▸ To do
Report the count of lines holding "περὶ" in the records, with no other words.

▸ Part of a data file
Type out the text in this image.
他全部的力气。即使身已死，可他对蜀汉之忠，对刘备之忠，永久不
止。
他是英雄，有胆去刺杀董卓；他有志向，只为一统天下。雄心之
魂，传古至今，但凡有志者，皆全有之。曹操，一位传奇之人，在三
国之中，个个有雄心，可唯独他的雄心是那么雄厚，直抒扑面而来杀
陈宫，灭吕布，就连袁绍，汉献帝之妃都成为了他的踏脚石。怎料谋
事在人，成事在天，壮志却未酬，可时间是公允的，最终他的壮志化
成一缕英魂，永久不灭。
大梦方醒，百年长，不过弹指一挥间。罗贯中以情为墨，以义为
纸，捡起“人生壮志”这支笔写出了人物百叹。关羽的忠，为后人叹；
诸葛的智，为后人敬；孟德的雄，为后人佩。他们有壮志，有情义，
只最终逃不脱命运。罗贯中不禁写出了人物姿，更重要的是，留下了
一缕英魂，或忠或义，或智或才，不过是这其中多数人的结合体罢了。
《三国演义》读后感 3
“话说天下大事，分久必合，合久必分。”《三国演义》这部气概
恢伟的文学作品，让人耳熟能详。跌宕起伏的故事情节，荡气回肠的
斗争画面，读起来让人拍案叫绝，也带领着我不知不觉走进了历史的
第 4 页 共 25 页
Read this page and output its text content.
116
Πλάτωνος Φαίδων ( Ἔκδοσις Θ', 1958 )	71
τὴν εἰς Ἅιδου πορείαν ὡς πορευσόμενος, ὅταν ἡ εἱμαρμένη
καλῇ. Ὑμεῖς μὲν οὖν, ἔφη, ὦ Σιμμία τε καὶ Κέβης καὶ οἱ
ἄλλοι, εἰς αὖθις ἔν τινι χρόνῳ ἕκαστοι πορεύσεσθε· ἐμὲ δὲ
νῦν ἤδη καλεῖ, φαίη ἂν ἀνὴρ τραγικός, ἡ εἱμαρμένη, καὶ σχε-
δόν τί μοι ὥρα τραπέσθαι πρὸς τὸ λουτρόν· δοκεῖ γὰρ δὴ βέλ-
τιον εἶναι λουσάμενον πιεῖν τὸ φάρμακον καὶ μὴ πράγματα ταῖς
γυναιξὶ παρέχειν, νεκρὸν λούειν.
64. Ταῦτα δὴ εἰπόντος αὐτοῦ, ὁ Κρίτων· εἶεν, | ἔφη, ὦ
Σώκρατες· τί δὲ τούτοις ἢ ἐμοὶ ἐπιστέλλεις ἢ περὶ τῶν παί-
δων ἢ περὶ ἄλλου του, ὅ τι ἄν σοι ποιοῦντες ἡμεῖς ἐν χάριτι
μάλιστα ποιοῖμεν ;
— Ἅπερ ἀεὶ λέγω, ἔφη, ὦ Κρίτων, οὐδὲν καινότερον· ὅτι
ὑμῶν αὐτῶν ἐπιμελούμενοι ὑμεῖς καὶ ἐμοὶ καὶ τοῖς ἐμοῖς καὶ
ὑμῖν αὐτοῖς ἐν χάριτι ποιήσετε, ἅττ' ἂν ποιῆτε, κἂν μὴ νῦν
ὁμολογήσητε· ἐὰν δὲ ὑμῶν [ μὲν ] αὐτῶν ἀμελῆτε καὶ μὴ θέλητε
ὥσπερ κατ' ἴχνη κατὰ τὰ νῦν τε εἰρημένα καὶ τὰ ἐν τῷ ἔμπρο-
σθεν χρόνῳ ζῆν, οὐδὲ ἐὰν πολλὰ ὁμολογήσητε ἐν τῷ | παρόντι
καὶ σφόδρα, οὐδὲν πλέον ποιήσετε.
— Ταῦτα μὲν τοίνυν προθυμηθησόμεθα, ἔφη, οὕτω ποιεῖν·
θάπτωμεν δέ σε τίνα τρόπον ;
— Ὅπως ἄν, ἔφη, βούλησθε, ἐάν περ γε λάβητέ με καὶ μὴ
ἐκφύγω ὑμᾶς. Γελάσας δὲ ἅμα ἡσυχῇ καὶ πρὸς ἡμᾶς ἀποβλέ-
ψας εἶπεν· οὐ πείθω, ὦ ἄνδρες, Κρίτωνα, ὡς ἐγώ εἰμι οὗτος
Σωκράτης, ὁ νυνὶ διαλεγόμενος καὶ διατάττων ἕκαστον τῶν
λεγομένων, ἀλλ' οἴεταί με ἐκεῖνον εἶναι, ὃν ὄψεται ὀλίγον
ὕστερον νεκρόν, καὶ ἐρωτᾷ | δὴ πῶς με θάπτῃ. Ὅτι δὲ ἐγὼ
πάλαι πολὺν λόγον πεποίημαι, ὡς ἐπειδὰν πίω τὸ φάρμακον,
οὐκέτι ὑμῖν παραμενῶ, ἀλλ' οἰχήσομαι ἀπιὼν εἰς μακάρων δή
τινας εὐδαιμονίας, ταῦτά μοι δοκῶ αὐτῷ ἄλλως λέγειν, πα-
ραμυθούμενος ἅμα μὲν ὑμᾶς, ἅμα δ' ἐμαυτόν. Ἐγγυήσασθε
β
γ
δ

▸ Task solution
2